# Task:
Retype the whole listing verbatim and keep the pictures out of it.

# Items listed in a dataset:
________

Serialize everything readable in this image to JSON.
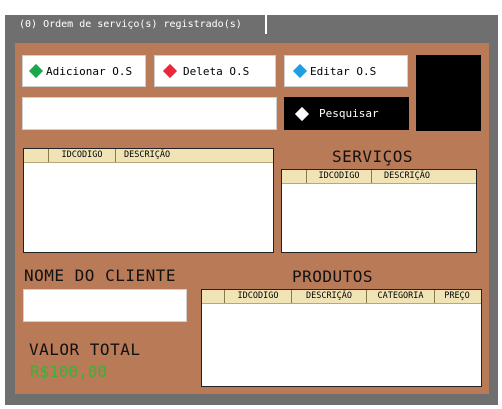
{
  "window": {
    "tab_title": "(0) Ordem de serviço(s) registrado(s)"
  },
  "toolbar": {
    "add_label": "Adicionar O.S",
    "delete_label": "Deleta O.S",
    "edit_label": "Editar O.S",
    "search_label": "Pesquisar"
  },
  "colors": {
    "add_icon": "#1aa84a",
    "delete_icon": "#e8283a",
    "edit_icon": "#1f9ee3",
    "accent_panel": "#b87a57"
  },
  "main_table": {
    "columns": [
      "",
      "IDCODIGO",
      "DESCRIÇÃO"
    ]
  },
  "services": {
    "title": "SERVIÇOS",
    "columns": [
      "",
      "IDCODIGO",
      "DESCRIÇÃO"
    ]
  },
  "client": {
    "title": "NOME DO CLIENTE"
  },
  "products": {
    "title": "PRODUTOS",
    "columns": [
      "",
      "IDCODIGO",
      "DESCRIÇÃO",
      "CATEGORIA",
      "PREÇO"
    ]
  },
  "total": {
    "title": "VALOR TOTAL",
    "value": "R$100,00"
  }
}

________

# Written answer:
Serialize everything readable in this image to JSON.
{
  "window": {
    "tab_title": "(0) Ordem de serviço(s) registrado(s)"
  },
  "toolbar": {
    "add_label": "Adicionar O.S",
    "delete_label": "Deleta O.S",
    "edit_label": "Editar O.S",
    "search_label": "Pesquisar"
  },
  "colors": {
    "add_icon": "#1aa84a",
    "delete_icon": "#e8283a",
    "edit_icon": "#1f9ee3",
    "accent_panel": "#b87a57"
  },
  "main_table": {
    "columns": [
      "",
      "IDCODIGO",
      "DESCRIÇÃO"
    ]
  },
  "services": {
    "title": "SERVIÇOS",
    "columns": [
      "",
      "IDCODIGO",
      "DESCRIÇÃO"
    ]
  },
  "client": {
    "title": "NOME DO CLIENTE"
  },
  "products": {
    "title": "PRODUTOS",
    "columns": [
      "",
      "IDCODIGO",
      "DESCRIÇÃO",
      "CATEGORIA",
      "PREÇO"
    ]
  },
  "total": {
    "title": "VALOR TOTAL",
    "value": "R$100,00"
  }
}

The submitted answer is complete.